[START OF DATA FOR THIS EXERCISE]

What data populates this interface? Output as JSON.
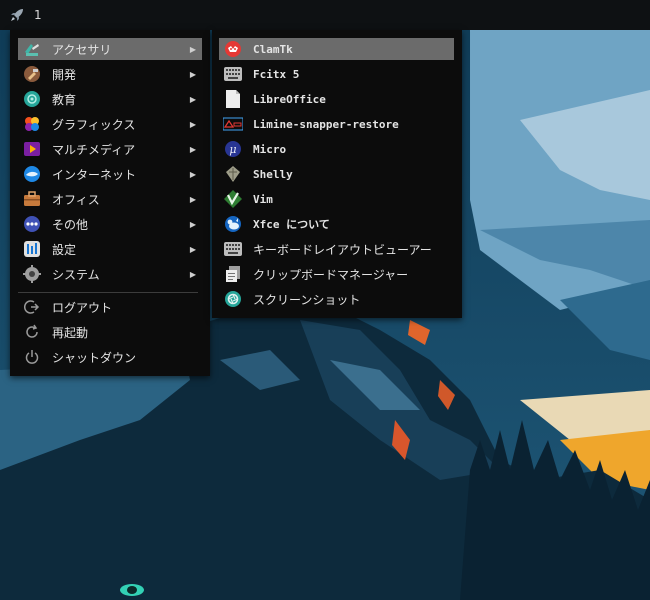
{
  "panel": {
    "workspace": "1"
  },
  "main_menu": {
    "items": [
      {
        "label": "アクセサリ",
        "icon": "accessories-icon"
      },
      {
        "label": "開発",
        "icon": "development-icon"
      },
      {
        "label": "教育",
        "icon": "education-icon"
      },
      {
        "label": "グラフィックス",
        "icon": "graphics-icon"
      },
      {
        "label": "マルチメディア",
        "icon": "multimedia-icon"
      },
      {
        "label": "インターネット",
        "icon": "internet-icon"
      },
      {
        "label": "オフィス",
        "icon": "office-icon"
      },
      {
        "label": "その他",
        "icon": "other-icon"
      },
      {
        "label": "設定",
        "icon": "settings-icon"
      },
      {
        "label": "システム",
        "icon": "system-icon"
      }
    ],
    "session": [
      {
        "label": "ログアウト",
        "icon": "logout-icon"
      },
      {
        "label": "再起動",
        "icon": "restart-icon"
      },
      {
        "label": "シャットダウン",
        "icon": "shutdown-icon"
      }
    ],
    "arrow": "▶"
  },
  "sub_menu": {
    "items": [
      {
        "label": "ClamTk",
        "icon": "clamtk-icon"
      },
      {
        "label": "Fcitx 5",
        "icon": "keyboard-icon"
      },
      {
        "label": "LibreOffice",
        "icon": "document-icon"
      },
      {
        "label": "Limine-snapper-restore",
        "icon": "limine-icon"
      },
      {
        "label": "Micro",
        "icon": "micro-icon"
      },
      {
        "label": "Shelly",
        "icon": "shelly-icon"
      },
      {
        "label": "Vim",
        "icon": "vim-icon"
      },
      {
        "label": "Xfce について",
        "icon": "xfce-icon"
      },
      {
        "label": "キーボードレイアウトビューアー",
        "icon": "keyboard-layout-icon"
      },
      {
        "label": "クリップボードマネージャー",
        "icon": "clipboard-icon"
      },
      {
        "label": "スクリーンショット",
        "icon": "screenshot-icon"
      }
    ]
  },
  "colors": {
    "menu_bg": "#0c0c0c",
    "highlight": "#6b6b6b",
    "panel_bg": "#0e1113"
  }
}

[END OF DATA FOR THIS EXERCISE]

| WHAT THE TASK REQUIRES |
Each record above must be returned exactly as written, with its pictures omitted.

| SOLUTION BELOW |
What data populates this interface? Output as JSON.
{
  "panel": {
    "workspace": "1"
  },
  "main_menu": {
    "items": [
      {
        "label": "アクセサリ",
        "icon": "accessories-icon"
      },
      {
        "label": "開発",
        "icon": "development-icon"
      },
      {
        "label": "教育",
        "icon": "education-icon"
      },
      {
        "label": "グラフィックス",
        "icon": "graphics-icon"
      },
      {
        "label": "マルチメディア",
        "icon": "multimedia-icon"
      },
      {
        "label": "インターネット",
        "icon": "internet-icon"
      },
      {
        "label": "オフィス",
        "icon": "office-icon"
      },
      {
        "label": "その他",
        "icon": "other-icon"
      },
      {
        "label": "設定",
        "icon": "settings-icon"
      },
      {
        "label": "システム",
        "icon": "system-icon"
      }
    ],
    "session": [
      {
        "label": "ログアウト",
        "icon": "logout-icon"
      },
      {
        "label": "再起動",
        "icon": "restart-icon"
      },
      {
        "label": "シャットダウン",
        "icon": "shutdown-icon"
      }
    ],
    "arrow": "▶"
  },
  "sub_menu": {
    "items": [
      {
        "label": "ClamTk",
        "icon": "clamtk-icon"
      },
      {
        "label": "Fcitx 5",
        "icon": "keyboard-icon"
      },
      {
        "label": "LibreOffice",
        "icon": "document-icon"
      },
      {
        "label": "Limine-snapper-restore",
        "icon": "limine-icon"
      },
      {
        "label": "Micro",
        "icon": "micro-icon"
      },
      {
        "label": "Shelly",
        "icon": "shelly-icon"
      },
      {
        "label": "Vim",
        "icon": "vim-icon"
      },
      {
        "label": "Xfce について",
        "icon": "xfce-icon"
      },
      {
        "label": "キーボードレイアウトビューアー",
        "icon": "keyboard-layout-icon"
      },
      {
        "label": "クリップボードマネージャー",
        "icon": "clipboard-icon"
      },
      {
        "label": "スクリーンショット",
        "icon": "screenshot-icon"
      }
    ]
  },
  "colors": {
    "menu_bg": "#0c0c0c",
    "highlight": "#6b6b6b",
    "panel_bg": "#0e1113"
  }
}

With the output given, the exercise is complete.